A block of data:
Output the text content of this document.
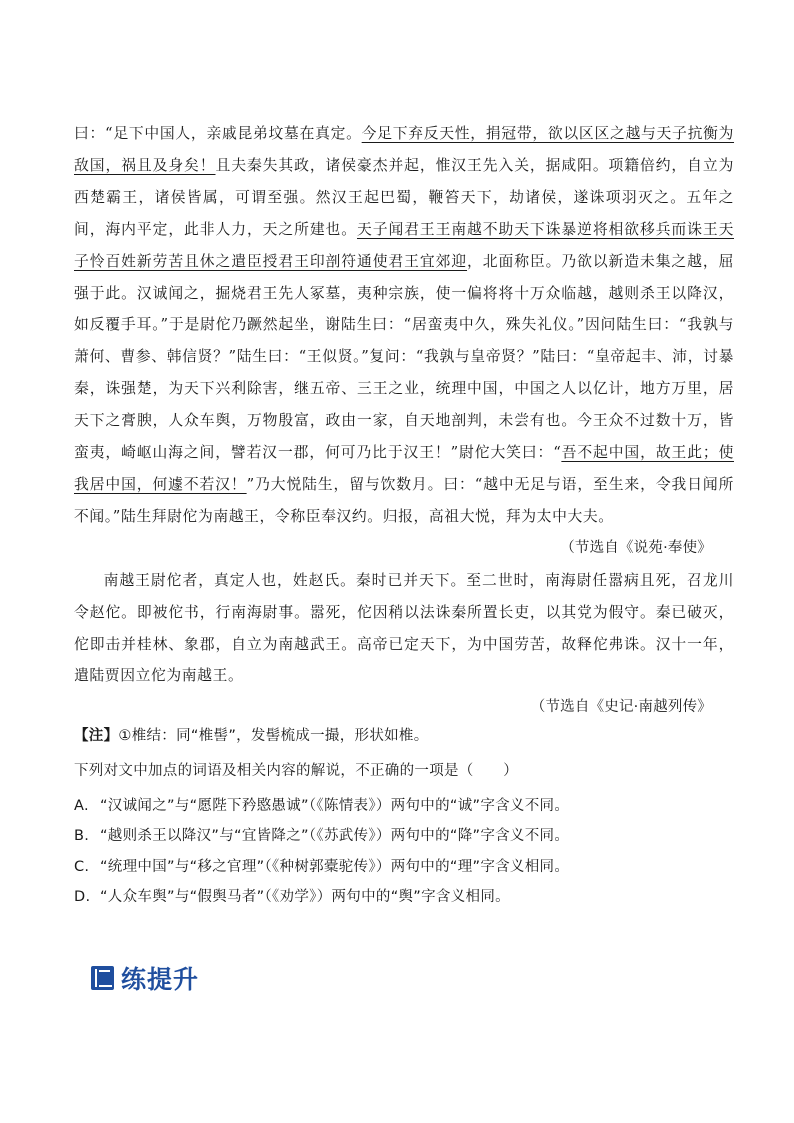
曰：“足下中国人，亲戚昆弟坟墓在真定。今足下弃反天性，捐冠带，欲以区区之越与天子抗衡为敌国，祸且及身矣！且夫秦失其政，诸侯豪杰并起，惟汉王先入关，据咸阳。项籍倍约，自立为西楚霸王，诸侯皆属，可谓至强。然汉王起巴蜀，鞭笞天下，劫诸侯，遂诛项羽灭之。五年之间，海内平定，此非人力，天之所建也。天子闻君王王南越不助天下诛暴逆将相欲移兵而诛王天子怜百姓新劳苦且休之遣臣授君王印剖符通使君王宜郊迎，北面称臣。乃欲以新造未集之越，屈强于此。汉诚闻之，掘烧君王先人冢墓，夷种宗族，使一偏将将十万众临越，越则杀王以降汉，如反覆手耳。”于是尉佗乃蹶然起坐，谢陆生曰：“居蛮夷中久，殊失礼仪。”因问陆生曰：“我孰与萧何、曹参、韩信贤？”陆生曰：“王似贤。”复问：“我孰与皇帝贤？”陆曰：“皇帝起丰、沛，讨暴秦，诛强楚，为天下兴利除害，继五帝、三王之业，统理中国，中国之人以亿计，地方万里，居天下之膏腴，人众车舆，万物殷富，政由一家，自天地剖判，未尝有也。今王众不过数十万，皆蛮夷，崎岖山海之间，譬若汉一郡，何可乃比于汉王！”尉佗大笑曰：“吾不起中国，故王此；使我居中国，何遽不若汉！”乃大悦陆生，留与饮数月。曰：“越中无足与语，至生来，令我日闻所不闻。”陆生拜尉佗为南越王，令称臣奉汉约。归报，高祖大悦，拜为太中大夫。

（节选自《说苑·奉使》

南越王尉佗者，真定人也，姓赵氏。秦时已并天下。至二世时，南海尉任嚣病且死，召龙川令赵佗。即被佗书，行南海尉事。嚣死，佗因稍以法诛秦所置长吏，以其党为假守。秦已破灭，佗即击并桂林、象郡，自立为南越武王。高帝已定天下，为中国劳苦，故释佗弗诛。汉十一年，遣陆贾因立佗为南越王。

（节选自《史记·南越列传》
【注】①椎结：同“椎髻”，发髻梳成一撮，形状如椎。
下列对文中加点的词语及相关内容的解说，不正确的一项是（　　）
A. “汉诚闻之”与“愿陛下矜愍愚诚”（《陈情表》）两句中的“诚”字含义不同。
B. “越则杀王以降汉”与“宜皆降之”（《苏武传》）两句中的“降”字含义不同。
C. “统理中国”与“移之官理”（《种树郭橐驼传》）两句中的“理”字含义相同。
D. “人众车舆”与“假舆马者”（《劝学》）两句中的“舆”字含义相同。
练提升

» WHAT IS BEING ASKED: Across the preceding material, how many lines contain the word "字含义相同"? State the number alone.

» SOLUTION FOR THIS EXERCISE: 2